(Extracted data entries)
▬▬▬▬▬▬

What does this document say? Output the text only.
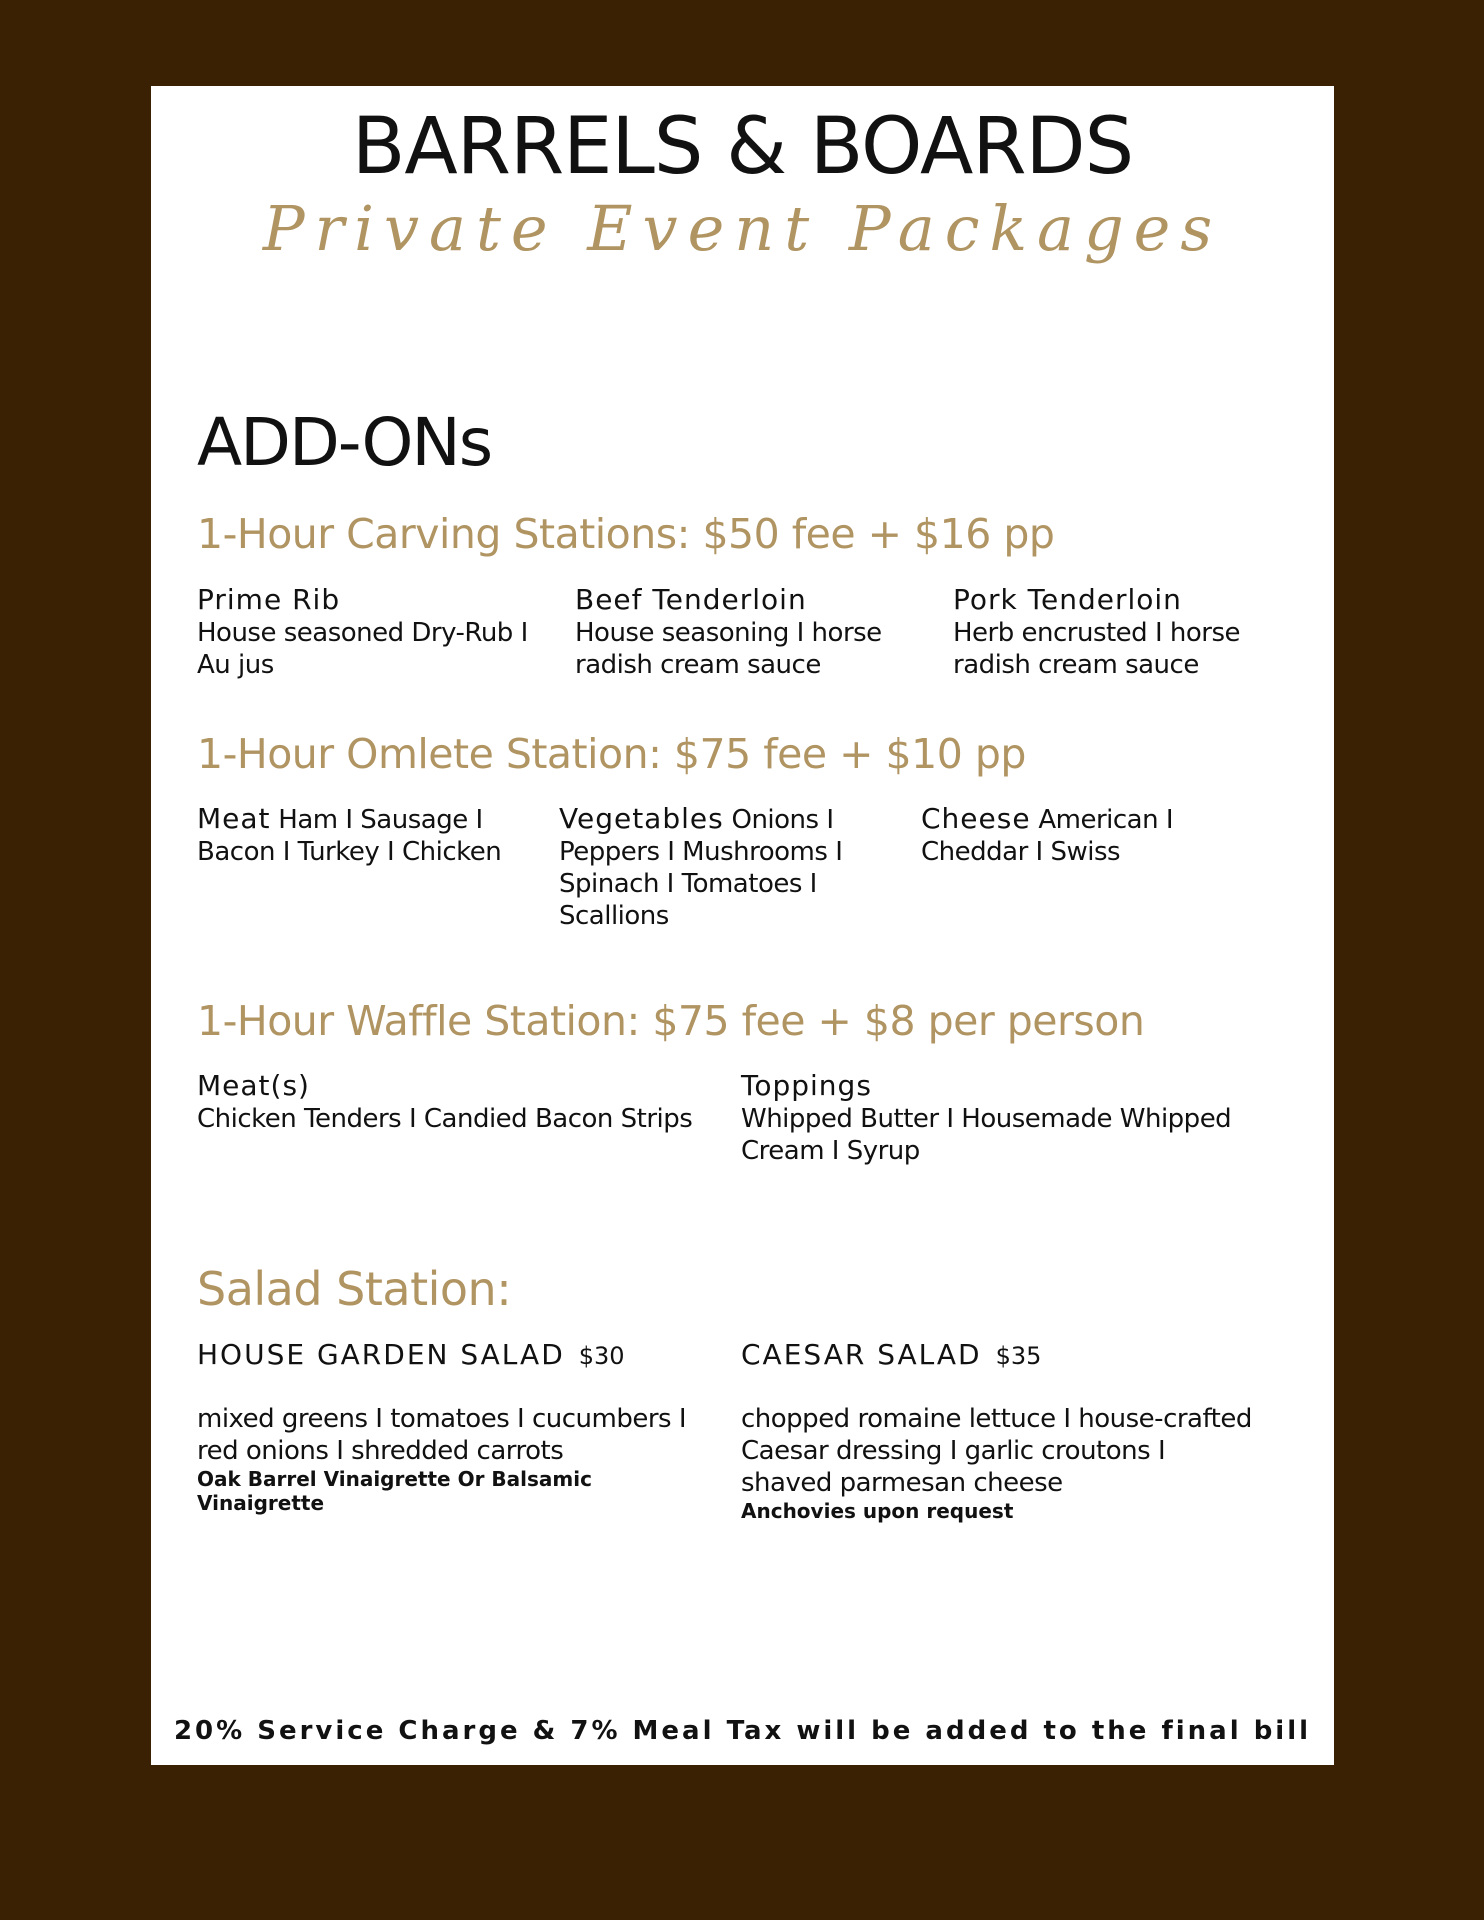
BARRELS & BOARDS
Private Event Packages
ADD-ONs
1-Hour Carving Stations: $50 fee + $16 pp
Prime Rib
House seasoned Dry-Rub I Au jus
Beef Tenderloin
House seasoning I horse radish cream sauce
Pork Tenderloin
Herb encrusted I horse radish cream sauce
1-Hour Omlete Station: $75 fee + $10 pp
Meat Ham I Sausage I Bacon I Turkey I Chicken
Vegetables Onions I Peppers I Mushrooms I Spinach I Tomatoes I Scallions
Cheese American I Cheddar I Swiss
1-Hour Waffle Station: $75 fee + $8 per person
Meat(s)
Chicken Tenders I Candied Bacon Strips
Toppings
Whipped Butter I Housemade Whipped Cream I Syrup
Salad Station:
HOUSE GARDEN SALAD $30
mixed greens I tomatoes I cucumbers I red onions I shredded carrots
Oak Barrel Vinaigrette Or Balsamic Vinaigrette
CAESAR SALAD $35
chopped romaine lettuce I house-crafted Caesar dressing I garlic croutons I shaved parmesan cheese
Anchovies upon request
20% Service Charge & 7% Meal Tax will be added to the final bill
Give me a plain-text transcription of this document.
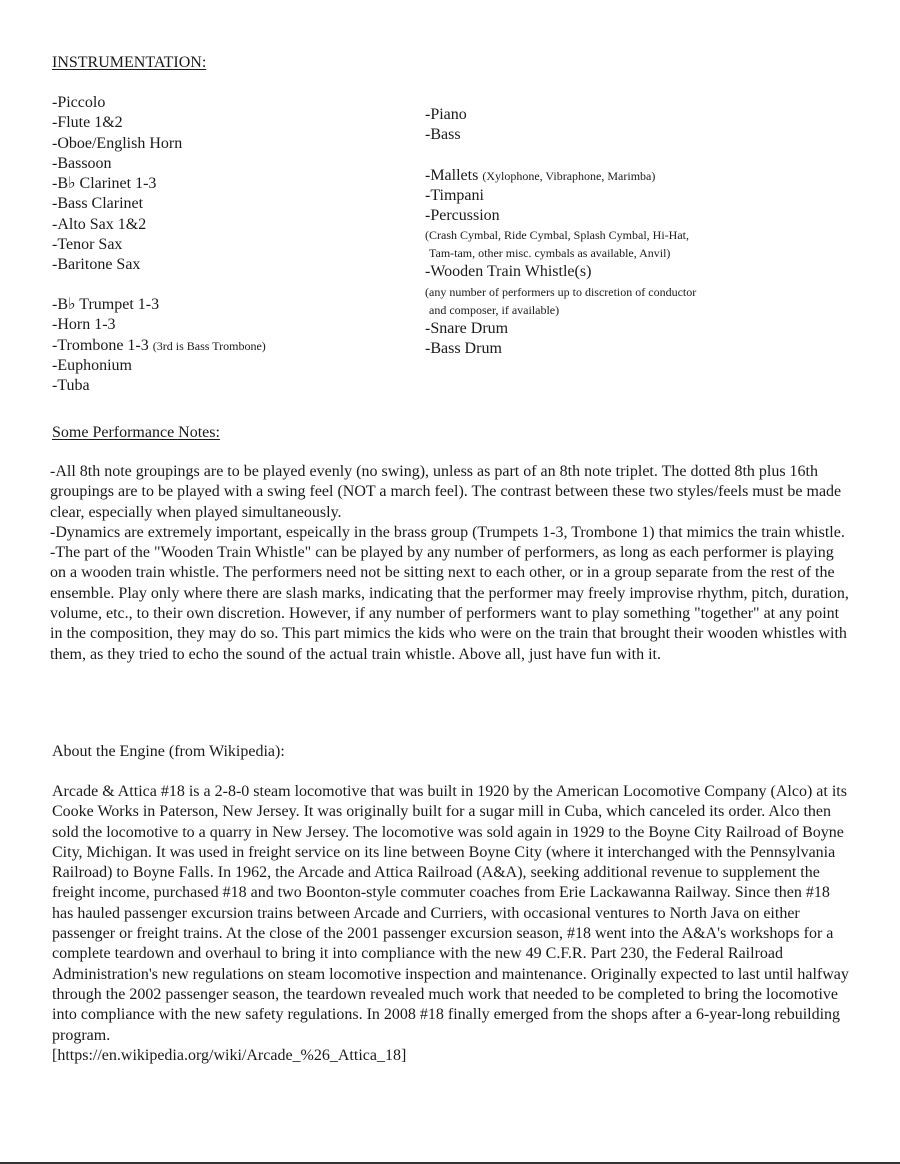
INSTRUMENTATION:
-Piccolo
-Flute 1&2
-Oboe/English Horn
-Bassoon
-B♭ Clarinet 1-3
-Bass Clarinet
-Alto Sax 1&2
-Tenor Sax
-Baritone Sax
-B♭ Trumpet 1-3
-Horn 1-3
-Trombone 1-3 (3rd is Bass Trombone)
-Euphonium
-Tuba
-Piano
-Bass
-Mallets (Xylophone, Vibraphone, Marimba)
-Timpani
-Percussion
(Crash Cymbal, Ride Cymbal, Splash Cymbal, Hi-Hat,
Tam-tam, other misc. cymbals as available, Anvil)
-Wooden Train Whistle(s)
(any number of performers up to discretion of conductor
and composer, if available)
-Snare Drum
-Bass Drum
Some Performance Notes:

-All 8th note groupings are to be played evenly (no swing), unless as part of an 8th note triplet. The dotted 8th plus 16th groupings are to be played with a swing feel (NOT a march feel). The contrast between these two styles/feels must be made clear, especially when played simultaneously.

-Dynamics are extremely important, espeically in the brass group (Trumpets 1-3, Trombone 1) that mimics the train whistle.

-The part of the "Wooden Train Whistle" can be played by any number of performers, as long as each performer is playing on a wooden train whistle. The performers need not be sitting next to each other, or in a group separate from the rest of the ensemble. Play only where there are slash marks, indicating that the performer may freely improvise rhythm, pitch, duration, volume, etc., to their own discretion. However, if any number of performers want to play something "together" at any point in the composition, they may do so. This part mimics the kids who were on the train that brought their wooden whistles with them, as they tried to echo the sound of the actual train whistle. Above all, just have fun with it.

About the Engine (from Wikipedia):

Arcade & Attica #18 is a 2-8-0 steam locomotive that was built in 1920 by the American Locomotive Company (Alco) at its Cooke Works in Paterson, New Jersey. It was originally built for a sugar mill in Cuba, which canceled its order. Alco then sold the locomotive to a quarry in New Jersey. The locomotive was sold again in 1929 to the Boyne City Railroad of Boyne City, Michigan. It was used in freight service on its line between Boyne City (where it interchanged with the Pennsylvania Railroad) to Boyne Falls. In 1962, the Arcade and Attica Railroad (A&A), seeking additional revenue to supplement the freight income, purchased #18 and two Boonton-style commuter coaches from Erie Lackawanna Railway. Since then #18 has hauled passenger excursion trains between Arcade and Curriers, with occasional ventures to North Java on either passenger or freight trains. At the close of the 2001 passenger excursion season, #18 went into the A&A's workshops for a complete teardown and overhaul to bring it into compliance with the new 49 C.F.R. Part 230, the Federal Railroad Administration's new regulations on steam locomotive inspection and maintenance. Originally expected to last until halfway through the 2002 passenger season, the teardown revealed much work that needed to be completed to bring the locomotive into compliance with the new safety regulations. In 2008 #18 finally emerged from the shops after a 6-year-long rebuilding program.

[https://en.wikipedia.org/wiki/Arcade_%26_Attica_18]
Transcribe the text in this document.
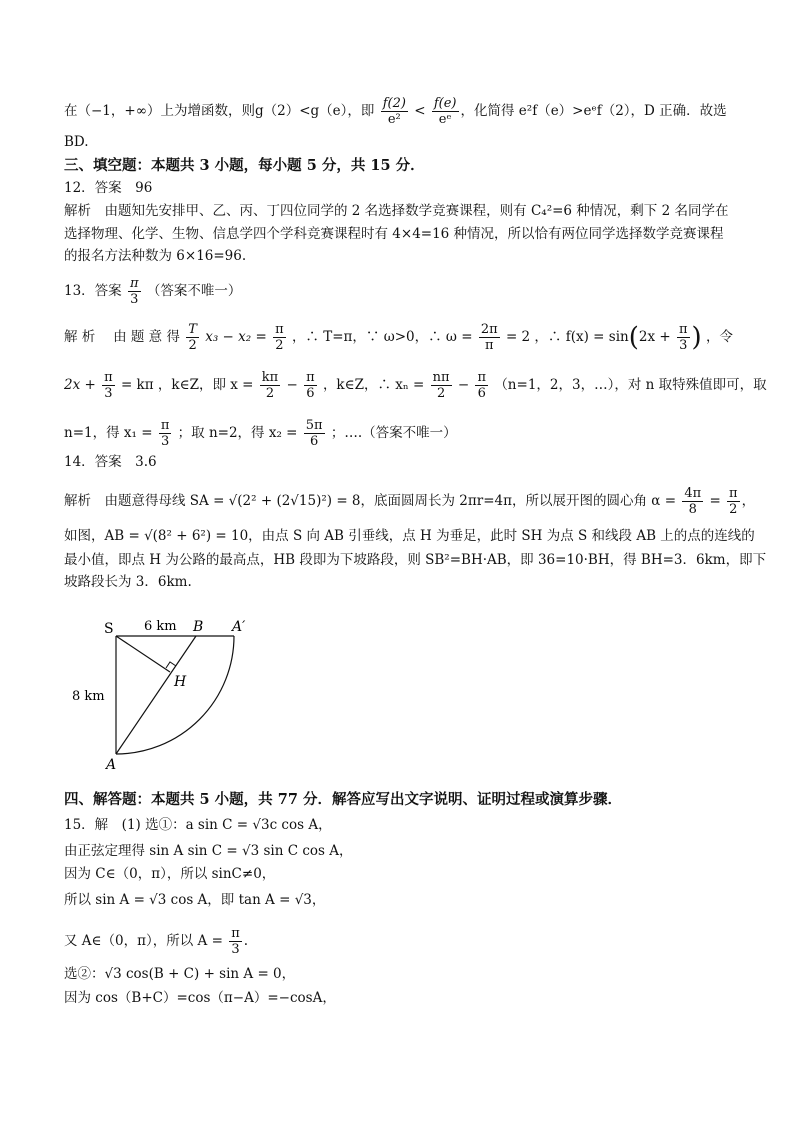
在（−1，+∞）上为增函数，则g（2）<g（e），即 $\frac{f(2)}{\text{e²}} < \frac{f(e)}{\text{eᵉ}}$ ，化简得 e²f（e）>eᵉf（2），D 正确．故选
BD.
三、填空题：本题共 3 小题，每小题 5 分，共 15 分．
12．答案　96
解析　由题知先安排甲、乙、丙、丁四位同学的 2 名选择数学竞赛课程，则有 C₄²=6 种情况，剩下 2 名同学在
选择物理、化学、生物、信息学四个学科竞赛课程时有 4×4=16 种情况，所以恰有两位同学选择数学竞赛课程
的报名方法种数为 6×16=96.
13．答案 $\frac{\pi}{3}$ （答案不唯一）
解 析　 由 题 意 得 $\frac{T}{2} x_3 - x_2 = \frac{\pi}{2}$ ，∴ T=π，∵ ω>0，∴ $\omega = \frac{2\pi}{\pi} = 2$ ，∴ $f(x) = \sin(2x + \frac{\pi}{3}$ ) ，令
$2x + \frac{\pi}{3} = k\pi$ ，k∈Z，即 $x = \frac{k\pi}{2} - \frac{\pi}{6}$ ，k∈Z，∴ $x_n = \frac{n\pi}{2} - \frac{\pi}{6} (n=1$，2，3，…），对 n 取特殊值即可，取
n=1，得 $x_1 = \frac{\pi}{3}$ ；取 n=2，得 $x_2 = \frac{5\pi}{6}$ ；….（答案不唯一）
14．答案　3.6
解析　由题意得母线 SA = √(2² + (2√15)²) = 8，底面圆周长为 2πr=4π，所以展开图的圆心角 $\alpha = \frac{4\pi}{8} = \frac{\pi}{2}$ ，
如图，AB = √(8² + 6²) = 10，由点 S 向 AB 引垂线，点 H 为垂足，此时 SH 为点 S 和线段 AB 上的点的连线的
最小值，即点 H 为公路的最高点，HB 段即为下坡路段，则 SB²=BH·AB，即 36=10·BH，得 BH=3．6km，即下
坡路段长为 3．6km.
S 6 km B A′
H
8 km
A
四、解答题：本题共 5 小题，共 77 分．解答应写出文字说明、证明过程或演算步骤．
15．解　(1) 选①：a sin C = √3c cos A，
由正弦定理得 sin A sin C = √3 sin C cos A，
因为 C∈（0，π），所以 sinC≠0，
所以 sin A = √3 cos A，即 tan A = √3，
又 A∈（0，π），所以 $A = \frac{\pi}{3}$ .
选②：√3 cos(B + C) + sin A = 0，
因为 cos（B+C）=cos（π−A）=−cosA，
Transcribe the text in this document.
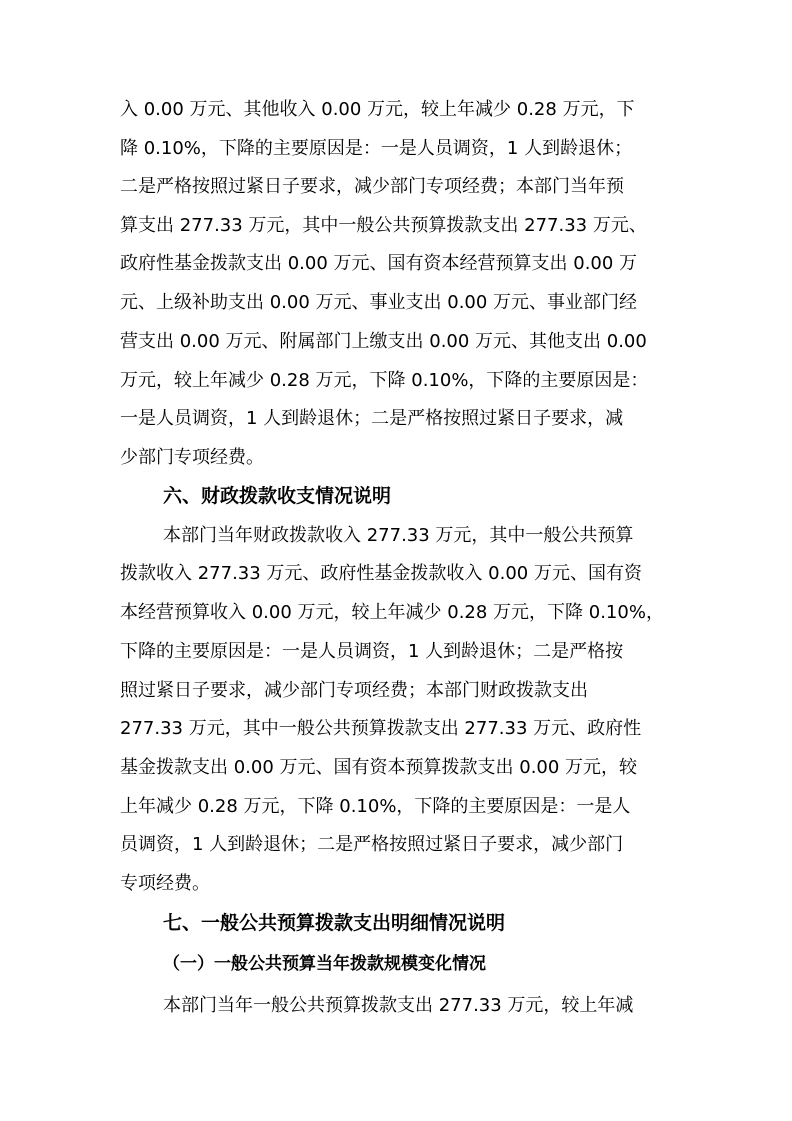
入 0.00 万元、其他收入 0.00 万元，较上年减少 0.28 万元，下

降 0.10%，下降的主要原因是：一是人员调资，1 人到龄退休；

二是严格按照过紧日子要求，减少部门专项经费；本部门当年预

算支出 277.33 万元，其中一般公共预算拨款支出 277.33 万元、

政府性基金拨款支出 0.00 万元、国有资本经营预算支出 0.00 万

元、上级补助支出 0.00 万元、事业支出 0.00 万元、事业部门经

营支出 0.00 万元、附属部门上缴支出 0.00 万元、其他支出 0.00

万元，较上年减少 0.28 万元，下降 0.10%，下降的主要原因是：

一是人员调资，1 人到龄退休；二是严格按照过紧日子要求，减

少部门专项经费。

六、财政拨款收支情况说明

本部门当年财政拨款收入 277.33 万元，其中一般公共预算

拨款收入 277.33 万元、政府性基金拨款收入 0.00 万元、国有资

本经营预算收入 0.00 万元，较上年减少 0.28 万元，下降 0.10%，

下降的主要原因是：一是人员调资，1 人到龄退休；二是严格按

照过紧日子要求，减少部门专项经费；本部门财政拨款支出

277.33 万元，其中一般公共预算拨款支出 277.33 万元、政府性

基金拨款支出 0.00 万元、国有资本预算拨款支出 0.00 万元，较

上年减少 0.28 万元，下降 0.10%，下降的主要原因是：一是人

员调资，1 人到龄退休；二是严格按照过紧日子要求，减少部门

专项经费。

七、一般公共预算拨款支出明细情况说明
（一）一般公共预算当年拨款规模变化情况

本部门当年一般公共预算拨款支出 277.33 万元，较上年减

▬▬▬▬▬▬

→ Challenge
Reply with only the number of lines in the material above where the string "其中一般公共预算拨款支出" appears.

→ Result for this task
2